**Data excerpts:**
+ + + +
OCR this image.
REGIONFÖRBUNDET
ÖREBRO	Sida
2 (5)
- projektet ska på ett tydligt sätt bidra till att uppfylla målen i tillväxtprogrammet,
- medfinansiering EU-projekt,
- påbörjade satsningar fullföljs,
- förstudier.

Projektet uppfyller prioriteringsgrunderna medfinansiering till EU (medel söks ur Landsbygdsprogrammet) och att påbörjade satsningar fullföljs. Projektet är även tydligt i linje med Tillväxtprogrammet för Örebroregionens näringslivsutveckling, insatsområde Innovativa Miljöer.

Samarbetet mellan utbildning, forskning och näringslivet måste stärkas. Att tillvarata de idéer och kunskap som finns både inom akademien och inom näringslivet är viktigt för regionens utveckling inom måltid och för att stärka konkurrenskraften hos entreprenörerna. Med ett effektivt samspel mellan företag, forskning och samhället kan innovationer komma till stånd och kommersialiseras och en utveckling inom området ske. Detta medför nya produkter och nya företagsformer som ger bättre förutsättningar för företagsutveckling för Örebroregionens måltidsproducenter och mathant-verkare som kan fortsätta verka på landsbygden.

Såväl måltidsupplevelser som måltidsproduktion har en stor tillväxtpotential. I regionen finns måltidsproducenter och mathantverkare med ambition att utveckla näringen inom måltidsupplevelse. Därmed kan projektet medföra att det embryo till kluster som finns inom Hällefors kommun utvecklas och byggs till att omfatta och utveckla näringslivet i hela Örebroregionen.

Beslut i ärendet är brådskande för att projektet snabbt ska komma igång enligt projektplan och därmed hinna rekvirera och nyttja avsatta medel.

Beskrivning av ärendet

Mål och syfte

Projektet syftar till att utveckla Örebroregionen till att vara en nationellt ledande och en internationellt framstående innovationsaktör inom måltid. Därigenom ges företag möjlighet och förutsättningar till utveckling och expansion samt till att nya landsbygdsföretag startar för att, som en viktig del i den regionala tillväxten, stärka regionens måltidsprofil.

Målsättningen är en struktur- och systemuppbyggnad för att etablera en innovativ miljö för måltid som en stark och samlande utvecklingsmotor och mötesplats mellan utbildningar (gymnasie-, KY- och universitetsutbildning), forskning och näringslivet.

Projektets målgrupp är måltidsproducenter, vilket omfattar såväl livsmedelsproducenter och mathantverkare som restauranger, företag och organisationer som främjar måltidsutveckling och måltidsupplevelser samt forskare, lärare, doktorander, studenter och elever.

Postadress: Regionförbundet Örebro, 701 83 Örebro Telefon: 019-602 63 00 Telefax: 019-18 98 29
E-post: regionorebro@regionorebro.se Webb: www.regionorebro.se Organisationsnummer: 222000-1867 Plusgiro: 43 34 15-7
+ + + +
**Exercise description:** Give the entries again in full, exactly as they are written.

**Answer for the task:**
OCR this image.
REGIONFÖRBUNDET
ÖREBRO	Sida
2 (5)
- projektet ska på ett tydligt sätt bidra till att uppfylla målen i tillväxtprogrammet,
- medfinansiering EU-projekt,
- påbörjade satsningar fullföljs,
- förstudier.

Projektet uppfyller prioriteringsgrunderna medfinansiering till EU (medel söks ur Landsbygdsprogrammet) och att påbörjade satsningar fullföljs. Projektet är även tydligt i linje med Tillväxtprogrammet för Örebroregionens näringslivsutveckling, insatsområde Innovativa Miljöer.

Samarbetet mellan utbildning, forskning och näringslivet måste stärkas. Att tillvarata de idéer och kunskap som finns både inom akademien och inom näringslivet är viktigt för regionens utveckling inom måltid och för att stärka konkurrenskraften hos entreprenörerna. Med ett effektivt samspel mellan företag, forskning och samhället kan innovationer komma till stånd och kommersialiseras och en utveckling inom området ske. Detta medför nya produkter och nya företagsformer som ger bättre förutsättningar för företagsutveckling för Örebroregionens måltidsproducenter och mathant-verkare som kan fortsätta verka på landsbygden.

Såväl måltidsupplevelser som måltidsproduktion har en stor tillväxtpotential. I regionen finns måltidsproducenter och mathantverkare med ambition att utveckla näringen inom måltidsupplevelse. Därmed kan projektet medföra att det embryo till kluster som finns inom Hällefors kommun utvecklas och byggs till att omfatta och utveckla näringslivet i hela Örebroregionen.

Beslut i ärendet är brådskande för att projektet snabbt ska komma igång enligt projektplan och därmed hinna rekvirera och nyttja avsatta medel.

Beskrivning av ärendet

Mål och syfte

Projektet syftar till att utveckla Örebroregionen till att vara en nationellt ledande och en internationellt framstående innovationsaktör inom måltid. Därigenom ges företag möjlighet och förutsättningar till utveckling och expansion samt till att nya landsbygdsföretag startar för att, som en viktig del i den regionala tillväxten, stärka regionens måltidsprofil.

Målsättningen är en struktur- och systemuppbyggnad för att etablera en innovativ miljö för måltid som en stark och samlande utvecklingsmotor och mötesplats mellan utbildningar (gymnasie-, KY- och universitetsutbildning), forskning och näringslivet.

Projektets målgrupp är måltidsproducenter, vilket omfattar såväl livsmedelsproducenter och mathantverkare som restauranger, företag och organisationer som främjar måltidsutveckling och måltidsupplevelser samt forskare, lärare, doktorander, studenter och elever.

Postadress: Regionförbundet Örebro, 701 83 Örebro Telefon: 019-602 63 00 Telefax: 019-18 98 29
E-post: regionorebro@regionorebro.se Webb: www.regionorebro.se Organisationsnummer: 222000-1867 Plusgiro: 43 34 15-7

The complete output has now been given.